[Records from a collection of figures]
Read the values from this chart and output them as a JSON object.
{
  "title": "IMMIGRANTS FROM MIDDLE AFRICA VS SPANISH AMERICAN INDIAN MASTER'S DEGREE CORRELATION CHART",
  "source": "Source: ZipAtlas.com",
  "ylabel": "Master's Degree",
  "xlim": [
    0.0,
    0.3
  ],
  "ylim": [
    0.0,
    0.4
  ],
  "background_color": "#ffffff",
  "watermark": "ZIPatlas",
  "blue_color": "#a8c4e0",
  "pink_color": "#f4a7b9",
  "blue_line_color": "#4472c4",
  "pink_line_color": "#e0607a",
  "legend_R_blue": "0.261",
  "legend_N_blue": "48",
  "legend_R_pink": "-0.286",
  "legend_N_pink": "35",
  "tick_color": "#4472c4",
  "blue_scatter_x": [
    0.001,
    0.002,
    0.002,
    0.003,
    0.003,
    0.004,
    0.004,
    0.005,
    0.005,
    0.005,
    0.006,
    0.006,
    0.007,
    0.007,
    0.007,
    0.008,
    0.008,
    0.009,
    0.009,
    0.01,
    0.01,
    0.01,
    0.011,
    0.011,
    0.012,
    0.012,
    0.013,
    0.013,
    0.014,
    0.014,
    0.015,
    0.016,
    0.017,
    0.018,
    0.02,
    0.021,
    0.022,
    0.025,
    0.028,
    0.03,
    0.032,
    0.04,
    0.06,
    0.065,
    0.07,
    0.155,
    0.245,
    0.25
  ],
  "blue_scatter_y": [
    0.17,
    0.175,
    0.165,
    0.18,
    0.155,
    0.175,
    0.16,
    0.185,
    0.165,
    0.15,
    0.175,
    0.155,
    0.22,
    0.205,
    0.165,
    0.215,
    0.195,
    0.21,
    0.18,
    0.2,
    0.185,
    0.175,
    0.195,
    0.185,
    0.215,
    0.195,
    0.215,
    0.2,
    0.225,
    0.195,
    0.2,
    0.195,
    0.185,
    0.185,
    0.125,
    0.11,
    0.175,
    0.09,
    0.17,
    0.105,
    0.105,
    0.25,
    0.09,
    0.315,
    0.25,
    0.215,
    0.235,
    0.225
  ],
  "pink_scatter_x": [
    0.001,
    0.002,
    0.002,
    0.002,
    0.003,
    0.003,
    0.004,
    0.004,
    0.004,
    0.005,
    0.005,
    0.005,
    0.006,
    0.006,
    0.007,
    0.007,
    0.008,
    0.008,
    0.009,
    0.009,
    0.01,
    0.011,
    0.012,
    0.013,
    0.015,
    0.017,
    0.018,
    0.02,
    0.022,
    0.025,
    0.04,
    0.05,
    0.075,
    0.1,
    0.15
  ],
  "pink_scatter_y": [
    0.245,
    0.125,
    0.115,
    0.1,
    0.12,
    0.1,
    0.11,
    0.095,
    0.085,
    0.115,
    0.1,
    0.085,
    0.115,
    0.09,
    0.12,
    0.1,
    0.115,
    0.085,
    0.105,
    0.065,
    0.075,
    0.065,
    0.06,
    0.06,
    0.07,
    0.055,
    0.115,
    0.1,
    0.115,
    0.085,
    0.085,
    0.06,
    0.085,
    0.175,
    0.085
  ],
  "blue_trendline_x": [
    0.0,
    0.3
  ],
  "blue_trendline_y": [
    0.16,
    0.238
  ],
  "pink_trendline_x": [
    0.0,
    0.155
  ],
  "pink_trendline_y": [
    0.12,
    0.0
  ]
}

● Your instructions:
Return the material exactly as it stands.

● Task answer:
Read the values from this chart and output them as a JSON object.
{
  "title": "IMMIGRANTS FROM MIDDLE AFRICA VS SPANISH AMERICAN INDIAN MASTER'S DEGREE CORRELATION CHART",
  "source": "Source: ZipAtlas.com",
  "ylabel": "Master's Degree",
  "xlim": [
    0.0,
    0.3
  ],
  "ylim": [
    0.0,
    0.4
  ],
  "background_color": "#ffffff",
  "watermark": "ZIPatlas",
  "blue_color": "#a8c4e0",
  "pink_color": "#f4a7b9",
  "blue_line_color": "#4472c4",
  "pink_line_color": "#e0607a",
  "legend_R_blue": "0.261",
  "legend_N_blue": "48",
  "legend_R_pink": "-0.286",
  "legend_N_pink": "35",
  "tick_color": "#4472c4",
  "blue_scatter_x": [
    0.001,
    0.002,
    0.002,
    0.003,
    0.003,
    0.004,
    0.004,
    0.005,
    0.005,
    0.005,
    0.006,
    0.006,
    0.007,
    0.007,
    0.007,
    0.008,
    0.008,
    0.009,
    0.009,
    0.01,
    0.01,
    0.01,
    0.011,
    0.011,
    0.012,
    0.012,
    0.013,
    0.013,
    0.014,
    0.014,
    0.015,
    0.016,
    0.017,
    0.018,
    0.02,
    0.021,
    0.022,
    0.025,
    0.028,
    0.03,
    0.032,
    0.04,
    0.06,
    0.065,
    0.07,
    0.155,
    0.245,
    0.25
  ],
  "blue_scatter_y": [
    0.17,
    0.175,
    0.165,
    0.18,
    0.155,
    0.175,
    0.16,
    0.185,
    0.165,
    0.15,
    0.175,
    0.155,
    0.22,
    0.205,
    0.165,
    0.215,
    0.195,
    0.21,
    0.18,
    0.2,
    0.185,
    0.175,
    0.195,
    0.185,
    0.215,
    0.195,
    0.215,
    0.2,
    0.225,
    0.195,
    0.2,
    0.195,
    0.185,
    0.185,
    0.125,
    0.11,
    0.175,
    0.09,
    0.17,
    0.105,
    0.105,
    0.25,
    0.09,
    0.315,
    0.25,
    0.215,
    0.235,
    0.225
  ],
  "pink_scatter_x": [
    0.001,
    0.002,
    0.002,
    0.002,
    0.003,
    0.003,
    0.004,
    0.004,
    0.004,
    0.005,
    0.005,
    0.005,
    0.006,
    0.006,
    0.007,
    0.007,
    0.008,
    0.008,
    0.009,
    0.009,
    0.01,
    0.011,
    0.012,
    0.013,
    0.015,
    0.017,
    0.018,
    0.02,
    0.022,
    0.025,
    0.04,
    0.05,
    0.075,
    0.1,
    0.15
  ],
  "pink_scatter_y": [
    0.245,
    0.125,
    0.115,
    0.1,
    0.12,
    0.1,
    0.11,
    0.095,
    0.085,
    0.115,
    0.1,
    0.085,
    0.115,
    0.09,
    0.12,
    0.1,
    0.115,
    0.085,
    0.105,
    0.065,
    0.075,
    0.065,
    0.06,
    0.06,
    0.07,
    0.055,
    0.115,
    0.1,
    0.115,
    0.085,
    0.085,
    0.06,
    0.085,
    0.175,
    0.085
  ],
  "blue_trendline_x": [
    0.0,
    0.3
  ],
  "blue_trendline_y": [
    0.16,
    0.238
  ],
  "pink_trendline_x": [
    0.0,
    0.155
  ],
  "pink_trendline_y": [
    0.12,
    0.0
  ]
}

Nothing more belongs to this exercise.